From the data below, return all lines holding the string "ylabel".

************

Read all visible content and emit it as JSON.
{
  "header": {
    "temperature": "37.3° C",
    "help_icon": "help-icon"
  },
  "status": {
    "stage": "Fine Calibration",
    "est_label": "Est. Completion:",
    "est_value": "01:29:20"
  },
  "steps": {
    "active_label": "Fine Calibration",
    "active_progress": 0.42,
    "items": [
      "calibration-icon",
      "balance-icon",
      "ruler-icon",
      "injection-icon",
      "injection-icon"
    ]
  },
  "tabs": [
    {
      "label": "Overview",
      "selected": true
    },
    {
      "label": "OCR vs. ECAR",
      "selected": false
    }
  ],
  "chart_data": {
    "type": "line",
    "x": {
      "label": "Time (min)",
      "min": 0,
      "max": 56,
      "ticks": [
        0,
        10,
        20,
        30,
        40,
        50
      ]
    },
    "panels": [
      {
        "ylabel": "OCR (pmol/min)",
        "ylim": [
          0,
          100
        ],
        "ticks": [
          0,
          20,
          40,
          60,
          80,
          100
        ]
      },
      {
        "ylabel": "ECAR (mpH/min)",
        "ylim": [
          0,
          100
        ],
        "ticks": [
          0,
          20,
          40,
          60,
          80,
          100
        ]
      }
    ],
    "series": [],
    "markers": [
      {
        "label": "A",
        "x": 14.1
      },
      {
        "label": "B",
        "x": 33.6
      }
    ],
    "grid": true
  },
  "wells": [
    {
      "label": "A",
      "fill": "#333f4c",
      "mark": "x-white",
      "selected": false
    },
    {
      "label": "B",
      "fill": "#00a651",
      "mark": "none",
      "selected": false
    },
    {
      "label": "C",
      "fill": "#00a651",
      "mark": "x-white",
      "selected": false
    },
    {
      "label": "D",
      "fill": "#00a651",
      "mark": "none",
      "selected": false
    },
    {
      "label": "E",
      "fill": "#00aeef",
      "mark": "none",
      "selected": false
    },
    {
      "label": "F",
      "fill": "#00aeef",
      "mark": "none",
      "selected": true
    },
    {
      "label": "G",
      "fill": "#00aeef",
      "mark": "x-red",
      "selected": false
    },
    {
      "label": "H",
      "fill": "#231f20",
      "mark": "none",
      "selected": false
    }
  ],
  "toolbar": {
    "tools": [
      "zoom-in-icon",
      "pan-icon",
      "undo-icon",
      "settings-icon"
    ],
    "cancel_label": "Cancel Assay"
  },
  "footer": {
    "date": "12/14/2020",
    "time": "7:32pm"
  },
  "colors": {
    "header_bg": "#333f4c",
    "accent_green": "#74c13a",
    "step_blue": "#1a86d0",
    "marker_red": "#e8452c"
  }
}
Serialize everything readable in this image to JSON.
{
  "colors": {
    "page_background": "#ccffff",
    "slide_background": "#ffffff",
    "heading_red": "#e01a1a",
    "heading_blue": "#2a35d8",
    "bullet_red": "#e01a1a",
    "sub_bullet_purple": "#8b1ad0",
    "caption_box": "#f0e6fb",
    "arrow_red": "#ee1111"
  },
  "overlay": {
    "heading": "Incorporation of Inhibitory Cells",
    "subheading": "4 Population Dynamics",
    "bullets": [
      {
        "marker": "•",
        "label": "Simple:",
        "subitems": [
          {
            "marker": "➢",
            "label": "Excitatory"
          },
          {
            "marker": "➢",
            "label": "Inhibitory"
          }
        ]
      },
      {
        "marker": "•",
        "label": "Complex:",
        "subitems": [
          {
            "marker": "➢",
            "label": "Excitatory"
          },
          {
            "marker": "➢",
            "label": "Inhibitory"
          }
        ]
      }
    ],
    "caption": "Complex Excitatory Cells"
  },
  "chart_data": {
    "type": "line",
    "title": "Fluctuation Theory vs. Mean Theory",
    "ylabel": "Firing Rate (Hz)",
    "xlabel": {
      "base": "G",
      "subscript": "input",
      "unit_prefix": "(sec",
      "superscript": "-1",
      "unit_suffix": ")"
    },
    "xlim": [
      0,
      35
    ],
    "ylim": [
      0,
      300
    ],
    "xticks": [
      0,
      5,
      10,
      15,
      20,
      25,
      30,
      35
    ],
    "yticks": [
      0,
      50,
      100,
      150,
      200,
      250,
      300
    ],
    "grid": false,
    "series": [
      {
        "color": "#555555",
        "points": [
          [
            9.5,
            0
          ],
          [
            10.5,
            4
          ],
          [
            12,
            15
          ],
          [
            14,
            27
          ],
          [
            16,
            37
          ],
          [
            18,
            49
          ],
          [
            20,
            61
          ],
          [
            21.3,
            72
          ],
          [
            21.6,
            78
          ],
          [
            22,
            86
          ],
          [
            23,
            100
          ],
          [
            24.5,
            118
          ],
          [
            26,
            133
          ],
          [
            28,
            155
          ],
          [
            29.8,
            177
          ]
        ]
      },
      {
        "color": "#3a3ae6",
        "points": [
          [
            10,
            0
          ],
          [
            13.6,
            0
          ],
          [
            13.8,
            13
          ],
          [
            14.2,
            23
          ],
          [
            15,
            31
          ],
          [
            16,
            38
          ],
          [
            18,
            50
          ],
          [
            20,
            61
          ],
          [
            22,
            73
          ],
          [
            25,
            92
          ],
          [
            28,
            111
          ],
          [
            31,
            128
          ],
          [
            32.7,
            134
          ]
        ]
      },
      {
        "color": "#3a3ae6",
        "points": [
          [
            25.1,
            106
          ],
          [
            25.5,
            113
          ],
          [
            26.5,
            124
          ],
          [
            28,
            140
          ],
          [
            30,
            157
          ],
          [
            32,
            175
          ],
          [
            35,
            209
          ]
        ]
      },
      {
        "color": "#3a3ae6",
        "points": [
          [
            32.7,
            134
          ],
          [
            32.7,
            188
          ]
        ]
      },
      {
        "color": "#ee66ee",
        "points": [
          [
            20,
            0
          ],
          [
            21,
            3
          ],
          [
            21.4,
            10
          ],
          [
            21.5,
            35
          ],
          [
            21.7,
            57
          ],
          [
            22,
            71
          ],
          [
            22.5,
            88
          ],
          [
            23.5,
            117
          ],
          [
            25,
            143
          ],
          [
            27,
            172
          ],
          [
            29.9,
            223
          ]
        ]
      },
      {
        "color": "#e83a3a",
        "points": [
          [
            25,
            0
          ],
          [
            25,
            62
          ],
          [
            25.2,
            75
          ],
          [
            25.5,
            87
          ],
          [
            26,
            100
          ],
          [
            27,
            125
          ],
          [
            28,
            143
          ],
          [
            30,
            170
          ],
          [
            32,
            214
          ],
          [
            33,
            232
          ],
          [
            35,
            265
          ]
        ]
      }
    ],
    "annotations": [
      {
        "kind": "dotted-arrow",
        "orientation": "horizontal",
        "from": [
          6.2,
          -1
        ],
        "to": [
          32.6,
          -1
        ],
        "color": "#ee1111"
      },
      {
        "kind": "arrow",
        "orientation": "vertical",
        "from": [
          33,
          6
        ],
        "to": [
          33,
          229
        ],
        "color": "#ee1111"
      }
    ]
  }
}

************

▶ **RESPONSE**:
        "ylabel": "OCR (pmol/min)",
        "ylabel": "ECAR (mpH/min)",
    "ylabel": "Firing Rate (Hz)",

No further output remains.